Saved entries:
-- start --

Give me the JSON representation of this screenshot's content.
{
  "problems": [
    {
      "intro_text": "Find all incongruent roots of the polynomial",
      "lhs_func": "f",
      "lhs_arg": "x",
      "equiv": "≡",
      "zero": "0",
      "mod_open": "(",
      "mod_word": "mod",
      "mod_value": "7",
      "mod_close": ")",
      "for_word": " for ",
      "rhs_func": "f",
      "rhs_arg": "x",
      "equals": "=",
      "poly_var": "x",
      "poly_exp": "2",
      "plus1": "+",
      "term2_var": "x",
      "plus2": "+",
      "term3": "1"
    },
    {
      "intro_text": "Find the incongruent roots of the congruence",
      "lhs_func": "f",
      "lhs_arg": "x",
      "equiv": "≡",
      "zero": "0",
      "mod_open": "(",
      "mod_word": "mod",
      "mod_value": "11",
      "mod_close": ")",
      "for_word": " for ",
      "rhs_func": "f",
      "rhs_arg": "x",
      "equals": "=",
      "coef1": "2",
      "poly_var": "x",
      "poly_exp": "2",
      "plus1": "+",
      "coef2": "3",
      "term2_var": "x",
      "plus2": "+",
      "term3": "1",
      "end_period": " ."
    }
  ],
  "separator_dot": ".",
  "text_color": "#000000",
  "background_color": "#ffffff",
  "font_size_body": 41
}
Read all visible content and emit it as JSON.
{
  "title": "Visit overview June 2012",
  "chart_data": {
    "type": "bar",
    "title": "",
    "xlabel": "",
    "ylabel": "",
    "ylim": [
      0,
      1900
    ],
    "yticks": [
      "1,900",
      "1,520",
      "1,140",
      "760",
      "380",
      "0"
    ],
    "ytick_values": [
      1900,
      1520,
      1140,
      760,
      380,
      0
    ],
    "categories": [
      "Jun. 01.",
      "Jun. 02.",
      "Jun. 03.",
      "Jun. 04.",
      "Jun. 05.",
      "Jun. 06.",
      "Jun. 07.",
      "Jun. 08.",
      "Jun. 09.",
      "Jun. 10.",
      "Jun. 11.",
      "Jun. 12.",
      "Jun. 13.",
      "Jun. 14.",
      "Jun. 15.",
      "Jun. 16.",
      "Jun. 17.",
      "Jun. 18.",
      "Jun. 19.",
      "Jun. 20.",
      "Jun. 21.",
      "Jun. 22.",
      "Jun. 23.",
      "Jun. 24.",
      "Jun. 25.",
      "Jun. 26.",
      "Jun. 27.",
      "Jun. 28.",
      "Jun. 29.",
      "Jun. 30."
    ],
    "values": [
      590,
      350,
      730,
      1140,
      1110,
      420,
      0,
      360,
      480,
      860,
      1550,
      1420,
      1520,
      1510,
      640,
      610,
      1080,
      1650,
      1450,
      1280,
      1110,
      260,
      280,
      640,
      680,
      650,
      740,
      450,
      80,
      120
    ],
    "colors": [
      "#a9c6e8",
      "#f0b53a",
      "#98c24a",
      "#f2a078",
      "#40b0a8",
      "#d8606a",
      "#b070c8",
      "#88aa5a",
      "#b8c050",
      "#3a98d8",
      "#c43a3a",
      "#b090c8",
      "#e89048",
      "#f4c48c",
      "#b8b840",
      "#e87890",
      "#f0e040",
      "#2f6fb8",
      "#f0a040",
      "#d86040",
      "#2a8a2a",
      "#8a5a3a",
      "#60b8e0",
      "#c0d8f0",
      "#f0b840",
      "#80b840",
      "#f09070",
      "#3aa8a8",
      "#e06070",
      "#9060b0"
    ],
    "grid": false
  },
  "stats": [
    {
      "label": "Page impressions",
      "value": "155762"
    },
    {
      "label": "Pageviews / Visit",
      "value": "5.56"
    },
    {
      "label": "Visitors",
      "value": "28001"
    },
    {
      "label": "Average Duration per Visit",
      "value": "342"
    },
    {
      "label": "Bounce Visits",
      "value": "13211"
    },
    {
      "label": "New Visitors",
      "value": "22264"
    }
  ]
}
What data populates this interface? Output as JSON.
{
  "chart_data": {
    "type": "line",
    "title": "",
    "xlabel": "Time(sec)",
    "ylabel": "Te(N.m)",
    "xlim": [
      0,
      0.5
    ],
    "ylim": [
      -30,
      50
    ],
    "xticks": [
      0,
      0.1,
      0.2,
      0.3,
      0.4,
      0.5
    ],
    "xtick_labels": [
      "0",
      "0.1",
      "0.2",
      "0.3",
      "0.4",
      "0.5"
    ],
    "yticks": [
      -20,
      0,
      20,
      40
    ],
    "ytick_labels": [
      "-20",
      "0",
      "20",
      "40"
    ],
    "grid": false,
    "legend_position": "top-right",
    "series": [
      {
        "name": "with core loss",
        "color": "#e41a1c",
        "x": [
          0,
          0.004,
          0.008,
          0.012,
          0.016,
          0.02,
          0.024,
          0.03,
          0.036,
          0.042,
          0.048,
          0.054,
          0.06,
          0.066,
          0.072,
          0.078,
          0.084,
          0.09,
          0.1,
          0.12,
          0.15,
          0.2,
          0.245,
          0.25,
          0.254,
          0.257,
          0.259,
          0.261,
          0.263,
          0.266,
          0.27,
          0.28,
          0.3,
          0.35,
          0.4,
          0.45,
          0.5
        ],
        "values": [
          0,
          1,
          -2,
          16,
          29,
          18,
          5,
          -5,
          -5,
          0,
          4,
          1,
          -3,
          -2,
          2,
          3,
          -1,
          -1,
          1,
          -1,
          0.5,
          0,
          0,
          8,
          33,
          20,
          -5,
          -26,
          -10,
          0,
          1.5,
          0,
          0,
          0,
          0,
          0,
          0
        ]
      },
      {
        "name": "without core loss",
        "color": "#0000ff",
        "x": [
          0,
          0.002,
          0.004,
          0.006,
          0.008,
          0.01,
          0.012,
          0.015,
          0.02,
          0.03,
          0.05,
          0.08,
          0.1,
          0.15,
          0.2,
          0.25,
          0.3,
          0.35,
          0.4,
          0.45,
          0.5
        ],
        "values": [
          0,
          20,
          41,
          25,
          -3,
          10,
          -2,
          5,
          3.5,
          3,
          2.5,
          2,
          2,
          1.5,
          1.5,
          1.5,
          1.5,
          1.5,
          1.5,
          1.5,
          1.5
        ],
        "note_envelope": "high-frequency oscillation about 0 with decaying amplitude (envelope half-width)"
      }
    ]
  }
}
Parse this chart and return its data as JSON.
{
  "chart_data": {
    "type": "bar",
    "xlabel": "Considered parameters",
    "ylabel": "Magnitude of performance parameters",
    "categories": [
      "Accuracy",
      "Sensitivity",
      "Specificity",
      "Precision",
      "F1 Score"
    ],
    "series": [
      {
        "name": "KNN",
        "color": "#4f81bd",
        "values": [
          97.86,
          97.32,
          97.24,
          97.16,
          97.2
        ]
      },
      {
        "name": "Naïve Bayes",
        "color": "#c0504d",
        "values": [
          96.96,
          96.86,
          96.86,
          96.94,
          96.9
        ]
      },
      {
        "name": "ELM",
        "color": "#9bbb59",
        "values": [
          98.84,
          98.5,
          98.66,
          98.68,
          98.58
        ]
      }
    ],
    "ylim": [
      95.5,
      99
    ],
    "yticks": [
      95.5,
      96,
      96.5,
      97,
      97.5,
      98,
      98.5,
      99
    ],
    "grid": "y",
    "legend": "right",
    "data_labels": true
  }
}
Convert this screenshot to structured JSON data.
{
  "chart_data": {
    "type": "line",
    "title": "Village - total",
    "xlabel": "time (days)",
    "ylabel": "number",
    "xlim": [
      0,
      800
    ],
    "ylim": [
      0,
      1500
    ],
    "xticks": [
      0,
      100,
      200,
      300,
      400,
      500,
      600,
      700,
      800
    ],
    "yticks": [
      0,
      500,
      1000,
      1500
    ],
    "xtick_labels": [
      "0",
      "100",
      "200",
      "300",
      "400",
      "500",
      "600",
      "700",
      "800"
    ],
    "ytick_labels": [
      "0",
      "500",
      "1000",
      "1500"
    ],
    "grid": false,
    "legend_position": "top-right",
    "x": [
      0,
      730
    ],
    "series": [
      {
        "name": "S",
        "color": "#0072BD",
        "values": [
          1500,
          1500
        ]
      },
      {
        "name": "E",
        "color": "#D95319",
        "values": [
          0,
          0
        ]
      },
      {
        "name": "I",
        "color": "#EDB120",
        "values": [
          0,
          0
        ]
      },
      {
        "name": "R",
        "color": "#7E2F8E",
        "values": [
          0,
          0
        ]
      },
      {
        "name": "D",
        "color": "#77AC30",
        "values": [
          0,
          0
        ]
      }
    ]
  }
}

-- end --

(Task brief) Select all lines with the word "incongruent" from the entries above.

(Solved exercise)
      "intro_text": "Find all incongruent roots of the polynomial",
      "intro_text": "Find the incongruent roots of the congruence",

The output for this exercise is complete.